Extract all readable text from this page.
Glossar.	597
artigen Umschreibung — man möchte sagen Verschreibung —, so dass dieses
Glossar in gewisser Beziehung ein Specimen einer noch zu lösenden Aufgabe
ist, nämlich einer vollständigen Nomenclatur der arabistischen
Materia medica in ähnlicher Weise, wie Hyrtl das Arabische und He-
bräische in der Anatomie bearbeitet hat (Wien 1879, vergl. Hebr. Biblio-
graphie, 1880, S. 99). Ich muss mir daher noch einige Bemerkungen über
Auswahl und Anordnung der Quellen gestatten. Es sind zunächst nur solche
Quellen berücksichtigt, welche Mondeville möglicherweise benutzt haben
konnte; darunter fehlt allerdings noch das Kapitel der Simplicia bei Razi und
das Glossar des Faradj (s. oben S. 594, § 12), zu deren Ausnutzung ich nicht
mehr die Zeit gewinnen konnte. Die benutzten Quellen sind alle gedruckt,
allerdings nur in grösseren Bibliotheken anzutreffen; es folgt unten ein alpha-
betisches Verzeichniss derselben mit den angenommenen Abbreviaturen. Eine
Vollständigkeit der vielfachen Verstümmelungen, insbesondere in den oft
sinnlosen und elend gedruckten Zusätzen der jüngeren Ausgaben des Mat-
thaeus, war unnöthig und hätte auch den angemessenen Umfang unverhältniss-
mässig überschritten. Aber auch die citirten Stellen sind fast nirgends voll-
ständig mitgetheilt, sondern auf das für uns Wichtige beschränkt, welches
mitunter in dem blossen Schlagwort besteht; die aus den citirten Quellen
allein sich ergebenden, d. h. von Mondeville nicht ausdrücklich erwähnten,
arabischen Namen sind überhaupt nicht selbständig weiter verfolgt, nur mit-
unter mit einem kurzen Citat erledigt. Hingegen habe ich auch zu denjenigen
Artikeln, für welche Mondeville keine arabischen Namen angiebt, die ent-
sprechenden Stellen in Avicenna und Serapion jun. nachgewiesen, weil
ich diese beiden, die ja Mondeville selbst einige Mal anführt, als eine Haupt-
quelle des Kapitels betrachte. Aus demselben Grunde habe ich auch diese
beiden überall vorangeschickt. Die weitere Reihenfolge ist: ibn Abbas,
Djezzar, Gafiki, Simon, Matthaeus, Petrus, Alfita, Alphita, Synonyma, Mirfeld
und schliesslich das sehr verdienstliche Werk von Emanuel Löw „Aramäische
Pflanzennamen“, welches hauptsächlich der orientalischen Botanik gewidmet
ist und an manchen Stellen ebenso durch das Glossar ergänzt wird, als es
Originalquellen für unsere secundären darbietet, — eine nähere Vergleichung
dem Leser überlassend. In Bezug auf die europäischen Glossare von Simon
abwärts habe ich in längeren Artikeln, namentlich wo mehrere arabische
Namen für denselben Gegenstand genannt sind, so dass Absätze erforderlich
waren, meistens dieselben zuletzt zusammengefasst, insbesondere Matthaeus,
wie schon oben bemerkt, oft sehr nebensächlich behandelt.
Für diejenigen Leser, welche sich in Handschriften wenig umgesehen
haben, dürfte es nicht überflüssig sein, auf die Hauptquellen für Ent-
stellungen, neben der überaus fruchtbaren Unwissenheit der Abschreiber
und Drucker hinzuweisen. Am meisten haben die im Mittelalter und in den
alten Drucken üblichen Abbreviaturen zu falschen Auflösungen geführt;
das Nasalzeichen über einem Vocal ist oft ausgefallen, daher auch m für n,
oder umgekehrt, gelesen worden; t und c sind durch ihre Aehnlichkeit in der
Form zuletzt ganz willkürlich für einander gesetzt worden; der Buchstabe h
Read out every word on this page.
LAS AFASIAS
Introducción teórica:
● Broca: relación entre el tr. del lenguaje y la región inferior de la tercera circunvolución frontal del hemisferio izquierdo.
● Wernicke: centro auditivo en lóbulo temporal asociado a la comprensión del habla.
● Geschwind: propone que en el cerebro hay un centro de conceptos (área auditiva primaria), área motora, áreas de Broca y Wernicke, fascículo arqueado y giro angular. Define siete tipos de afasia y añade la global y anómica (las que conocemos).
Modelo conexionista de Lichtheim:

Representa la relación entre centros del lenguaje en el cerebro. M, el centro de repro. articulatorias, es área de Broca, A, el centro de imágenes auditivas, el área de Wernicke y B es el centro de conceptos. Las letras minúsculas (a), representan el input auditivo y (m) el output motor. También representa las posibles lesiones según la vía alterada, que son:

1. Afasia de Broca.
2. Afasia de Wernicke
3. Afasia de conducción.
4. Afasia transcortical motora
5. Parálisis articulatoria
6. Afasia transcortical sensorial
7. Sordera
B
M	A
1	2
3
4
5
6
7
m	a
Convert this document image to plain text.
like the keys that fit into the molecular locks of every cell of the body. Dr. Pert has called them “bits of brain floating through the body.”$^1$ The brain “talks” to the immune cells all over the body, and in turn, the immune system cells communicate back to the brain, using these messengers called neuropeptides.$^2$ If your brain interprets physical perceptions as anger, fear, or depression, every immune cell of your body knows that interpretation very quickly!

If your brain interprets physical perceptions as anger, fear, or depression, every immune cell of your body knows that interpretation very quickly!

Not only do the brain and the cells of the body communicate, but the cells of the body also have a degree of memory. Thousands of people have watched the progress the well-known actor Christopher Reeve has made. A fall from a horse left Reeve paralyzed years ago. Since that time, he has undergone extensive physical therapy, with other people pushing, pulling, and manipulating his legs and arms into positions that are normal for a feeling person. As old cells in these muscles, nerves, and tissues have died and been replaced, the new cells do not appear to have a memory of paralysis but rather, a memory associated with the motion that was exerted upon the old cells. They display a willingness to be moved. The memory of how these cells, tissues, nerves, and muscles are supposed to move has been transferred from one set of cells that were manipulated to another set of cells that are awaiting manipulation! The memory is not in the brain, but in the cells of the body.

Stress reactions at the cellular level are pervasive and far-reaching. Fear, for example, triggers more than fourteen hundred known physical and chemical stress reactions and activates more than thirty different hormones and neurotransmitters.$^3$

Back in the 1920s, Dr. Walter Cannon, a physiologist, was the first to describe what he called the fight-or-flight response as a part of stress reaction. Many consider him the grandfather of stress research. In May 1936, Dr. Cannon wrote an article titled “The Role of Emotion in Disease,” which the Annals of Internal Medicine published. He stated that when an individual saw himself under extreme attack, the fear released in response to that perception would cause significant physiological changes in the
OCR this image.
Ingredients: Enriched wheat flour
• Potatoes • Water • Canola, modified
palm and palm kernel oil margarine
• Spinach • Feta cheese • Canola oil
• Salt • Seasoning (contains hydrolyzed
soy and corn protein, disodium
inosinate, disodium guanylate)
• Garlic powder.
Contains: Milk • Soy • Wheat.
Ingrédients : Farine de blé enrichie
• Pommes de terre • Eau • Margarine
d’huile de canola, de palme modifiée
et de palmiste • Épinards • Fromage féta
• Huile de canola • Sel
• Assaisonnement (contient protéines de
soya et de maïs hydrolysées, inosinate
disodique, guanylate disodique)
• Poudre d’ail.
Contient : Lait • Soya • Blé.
- - - - - - -
* **WHAT THE EXERCISE ASKS**: Once the listing above has been read, restate it exactly.

* **OUTPUT FOR THIS TASK**:
Extract all readable text from this page.
Glossar.	597
artigen Umschreibung — man möchte sagen Verschreibung —, so dass dieses
Glossar in gewisser Beziehung ein Specimen einer noch zu lösenden Aufgabe
ist, nämlich einer vollständigen Nomenclatur der arabistischen
Materia medica in ähnlicher Weise, wie Hyrtl das Arabische und He-
bräische in der Anatomie bearbeitet hat (Wien 1879, vergl. Hebr. Biblio-
graphie, 1880, S. 99). Ich muss mir daher noch einige Bemerkungen über
Auswahl und Anordnung der Quellen gestatten. Es sind zunächst nur solche
Quellen berücksichtigt, welche Mondeville möglicherweise benutzt haben
konnte; darunter fehlt allerdings noch das Kapitel der Simplicia bei Razi und
das Glossar des Faradj (s. oben S. 594, § 12), zu deren Ausnutzung ich nicht
mehr die Zeit gewinnen konnte. Die benutzten Quellen sind alle gedruckt,
allerdings nur in grösseren Bibliotheken anzutreffen; es folgt unten ein alpha-
betisches Verzeichniss derselben mit den angenommenen Abbreviaturen. Eine
Vollständigkeit der vielfachen Verstümmelungen, insbesondere in den oft
sinnlosen und elend gedruckten Zusätzen der jüngeren Ausgaben des Mat-
thaeus, war unnöthig und hätte auch den angemessenen Umfang unverhältniss-
mässig überschritten. Aber auch die citirten Stellen sind fast nirgends voll-
ständig mitgetheilt, sondern auf das für uns Wichtige beschränkt, welches
mitunter in dem blossen Schlagwort besteht; die aus den citirten Quellen
allein sich ergebenden, d. h. von Mondeville nicht ausdrücklich erwähnten,
arabischen Namen sind überhaupt nicht selbständig weiter verfolgt, nur mit-
unter mit einem kurzen Citat erledigt. Hingegen habe ich auch zu denjenigen
Artikeln, für welche Mondeville keine arabischen Namen angiebt, die ent-
sprechenden Stellen in Avicenna und Serapion jun. nachgewiesen, weil
ich diese beiden, die ja Mondeville selbst einige Mal anführt, als eine Haupt-
quelle des Kapitels betrachte. Aus demselben Grunde habe ich auch diese
beiden überall vorangeschickt. Die weitere Reihenfolge ist: ibn Abbas,
Djezzar, Gafiki, Simon, Matthaeus, Petrus, Alfita, Alphita, Synonyma, Mirfeld
und schliesslich das sehr verdienstliche Werk von Emanuel Löw „Aramäische
Pflanzennamen“, welches hauptsächlich der orientalischen Botanik gewidmet
ist und an manchen Stellen ebenso durch das Glossar ergänzt wird, als es
Originalquellen für unsere secundären darbietet, — eine nähere Vergleichung
dem Leser überlassend. In Bezug auf die europäischen Glossare von Simon
abwärts habe ich in längeren Artikeln, namentlich wo mehrere arabische
Namen für denselben Gegenstand genannt sind, so dass Absätze erforderlich
waren, meistens dieselben zuletzt zusammengefasst, insbesondere Matthaeus,
wie schon oben bemerkt, oft sehr nebensächlich behandelt.
Für diejenigen Leser, welche sich in Handschriften wenig umgesehen
haben, dürfte es nicht überflüssig sein, auf die Hauptquellen für Ent-
stellungen, neben der überaus fruchtbaren Unwissenheit der Abschreiber
und Drucker hinzuweisen. Am meisten haben die im Mittelalter und in den
alten Drucken üblichen Abbreviaturen zu falschen Auflösungen geführt;
das Nasalzeichen über einem Vocal ist oft ausgefallen, daher auch m für n,
oder umgekehrt, gelesen worden; t und c sind durch ihre Aehnlichkeit in der
Form zuletzt ganz willkürlich für einander gesetzt worden; der Buchstabe h
Read out every word on this page.
LAS AFASIAS
Introducción teórica:
● Broca: relación entre el tr. del lenguaje y la región inferior de la tercera circunvolución frontal del hemisferio izquierdo.
● Wernicke: centro auditivo en lóbulo temporal asociado a la comprensión del habla.
● Geschwind: propone que en el cerebro hay un centro de conceptos (área auditiva primaria), área motora, áreas de Broca y Wernicke, fascículo arqueado y giro angular. Define siete tipos de afasia y añade la global y anómica (las que conocemos).
Modelo conexionista de Lichtheim:

Representa la relación entre centros del lenguaje en el cerebro. M, el centro de repro. articulatorias, es área de Broca, A, el centro de imágenes auditivas, el área de Wernicke y B es el centro de conceptos. Las letras minúsculas (a), representan el input auditivo y (m) el output motor. También representa las posibles lesiones según la vía alterada, que son:

1. Afasia de Broca.
2. Afasia de Wernicke
3. Afasia de conducción.
4. Afasia transcortical motora
5. Parálisis articulatoria
6. Afasia transcortical sensorial
7. Sordera
B
M	A
1	2
3
4
5
6
7
m	a
Convert this document image to plain text.
like the keys that fit into the molecular locks of every cell of the body. Dr. Pert has called them “bits of brain floating through the body.”$^1$ The brain “talks” to the immune cells all over the body, and in turn, the immune system cells communicate back to the brain, using these messengers called neuropeptides.$^2$ If your brain interprets physical perceptions as anger, fear, or depression, every immune cell of your body knows that interpretation very quickly!

If your brain interprets physical perceptions as anger, fear, or depression, every immune cell of your body knows that interpretation very quickly!

Not only do the brain and the cells of the body communicate, but the cells of the body also have a degree of memory. Thousands of people have watched the progress the well-known actor Christopher Reeve has made. A fall from a horse left Reeve paralyzed years ago. Since that time, he has undergone extensive physical therapy, with other people pushing, pulling, and manipulating his legs and arms into positions that are normal for a feeling person. As old cells in these muscles, nerves, and tissues have died and been replaced, the new cells do not appear to have a memory of paralysis but rather, a memory associated with the motion that was exerted upon the old cells. They display a willingness to be moved. The memory of how these cells, tissues, nerves, and muscles are supposed to move has been transferred from one set of cells that were manipulated to another set of cells that are awaiting manipulation! The memory is not in the brain, but in the cells of the body.

Stress reactions at the cellular level are pervasive and far-reaching. Fear, for example, triggers more than fourteen hundred known physical and chemical stress reactions and activates more than thirty different hormones and neurotransmitters.$^3$

Back in the 1920s, Dr. Walter Cannon, a physiologist, was the first to describe what he called the fight-or-flight response as a part of stress reaction. Many consider him the grandfather of stress research. In May 1936, Dr. Cannon wrote an article titled “The Role of Emotion in Disease,” which the Annals of Internal Medicine published. He stated that when an individual saw himself under extreme attack, the fear released in response to that perception would cause significant physiological changes in the
OCR this image.
Ingredients: Enriched wheat flour
• Potatoes • Water • Canola, modified
palm and palm kernel oil margarine
• Spinach • Feta cheese • Canola oil
• Salt • Seasoning (contains hydrolyzed
soy and corn protein, disodium
inosinate, disodium guanylate)
• Garlic powder.
Contains: Milk • Soy • Wheat.
Ingrédients : Farine de blé enrichie
• Pommes de terre • Eau • Margarine
d’huile de canola, de palme modifiée
et de palmiste • Épinards • Fromage féta
• Huile de canola • Sel
• Assaisonnement (contient protéines de
soya et de maïs hydrolysées, inosinate
disodique, guanylate disodique)
• Poudre d’ail.
Contient : Lait • Soya • Blé.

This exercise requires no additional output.